* WHAT NEEDS TO BE DONE
Filter these entries, keeping only lines that hold the word "pada".

----- MATERIAL PROVIDED -----

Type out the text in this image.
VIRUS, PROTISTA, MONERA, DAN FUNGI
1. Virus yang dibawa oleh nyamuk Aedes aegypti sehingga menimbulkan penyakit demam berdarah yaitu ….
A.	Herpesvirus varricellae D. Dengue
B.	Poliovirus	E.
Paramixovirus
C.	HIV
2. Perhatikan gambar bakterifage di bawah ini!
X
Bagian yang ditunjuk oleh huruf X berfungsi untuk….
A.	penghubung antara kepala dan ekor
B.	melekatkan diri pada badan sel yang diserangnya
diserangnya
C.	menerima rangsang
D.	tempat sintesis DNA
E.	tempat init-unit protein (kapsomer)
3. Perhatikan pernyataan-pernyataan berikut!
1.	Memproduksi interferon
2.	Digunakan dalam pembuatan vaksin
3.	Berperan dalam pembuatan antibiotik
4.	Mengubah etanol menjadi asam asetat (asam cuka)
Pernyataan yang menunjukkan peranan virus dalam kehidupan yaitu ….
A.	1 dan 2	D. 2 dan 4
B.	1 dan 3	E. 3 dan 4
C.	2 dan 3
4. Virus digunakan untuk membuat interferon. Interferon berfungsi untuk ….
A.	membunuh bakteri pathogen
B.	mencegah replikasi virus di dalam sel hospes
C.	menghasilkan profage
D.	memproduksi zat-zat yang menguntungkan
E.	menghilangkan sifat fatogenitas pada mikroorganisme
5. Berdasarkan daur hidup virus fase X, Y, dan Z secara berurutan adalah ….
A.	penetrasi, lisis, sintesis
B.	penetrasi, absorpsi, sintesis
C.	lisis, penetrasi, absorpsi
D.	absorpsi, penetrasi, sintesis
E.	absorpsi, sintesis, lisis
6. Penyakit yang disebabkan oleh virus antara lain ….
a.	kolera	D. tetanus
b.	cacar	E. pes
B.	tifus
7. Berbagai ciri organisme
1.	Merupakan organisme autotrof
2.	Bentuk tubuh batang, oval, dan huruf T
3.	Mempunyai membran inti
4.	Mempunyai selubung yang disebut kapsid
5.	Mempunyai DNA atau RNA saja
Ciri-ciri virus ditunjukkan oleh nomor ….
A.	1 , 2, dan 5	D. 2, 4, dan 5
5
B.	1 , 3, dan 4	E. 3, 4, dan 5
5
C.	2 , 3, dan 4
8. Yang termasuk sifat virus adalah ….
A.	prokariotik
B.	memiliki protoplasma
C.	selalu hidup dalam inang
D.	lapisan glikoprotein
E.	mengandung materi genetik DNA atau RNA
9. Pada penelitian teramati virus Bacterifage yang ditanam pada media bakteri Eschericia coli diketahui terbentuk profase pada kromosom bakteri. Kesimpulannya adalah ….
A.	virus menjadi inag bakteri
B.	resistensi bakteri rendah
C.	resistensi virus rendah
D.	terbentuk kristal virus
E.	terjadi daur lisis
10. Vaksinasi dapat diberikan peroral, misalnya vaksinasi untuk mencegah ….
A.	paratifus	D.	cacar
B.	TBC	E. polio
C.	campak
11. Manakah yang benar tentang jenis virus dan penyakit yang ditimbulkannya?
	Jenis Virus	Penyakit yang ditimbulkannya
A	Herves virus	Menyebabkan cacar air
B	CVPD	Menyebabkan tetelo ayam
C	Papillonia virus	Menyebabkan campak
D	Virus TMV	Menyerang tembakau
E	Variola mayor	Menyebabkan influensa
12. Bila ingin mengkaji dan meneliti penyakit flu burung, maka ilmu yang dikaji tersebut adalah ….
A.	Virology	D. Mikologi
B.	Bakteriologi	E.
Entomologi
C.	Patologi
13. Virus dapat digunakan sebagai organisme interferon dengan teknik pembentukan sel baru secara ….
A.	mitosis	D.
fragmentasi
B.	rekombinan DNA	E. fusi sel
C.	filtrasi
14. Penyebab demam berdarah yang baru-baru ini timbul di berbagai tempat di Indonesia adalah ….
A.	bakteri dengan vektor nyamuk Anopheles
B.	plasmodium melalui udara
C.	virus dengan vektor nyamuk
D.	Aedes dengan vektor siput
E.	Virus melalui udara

-----

* EXERCISE ANSWER
B.	melekatkan diri pada badan sel yang diserangnya
E.	menghilangkan sifat fatogenitas pada mikroorganisme
9. Pada penelitian teramati virus Bacterifage yang ditanam pada media bakteri Eschericia coli diketahui terbentuk profase pada kromosom bakteri. Kesimpulannya adalah ….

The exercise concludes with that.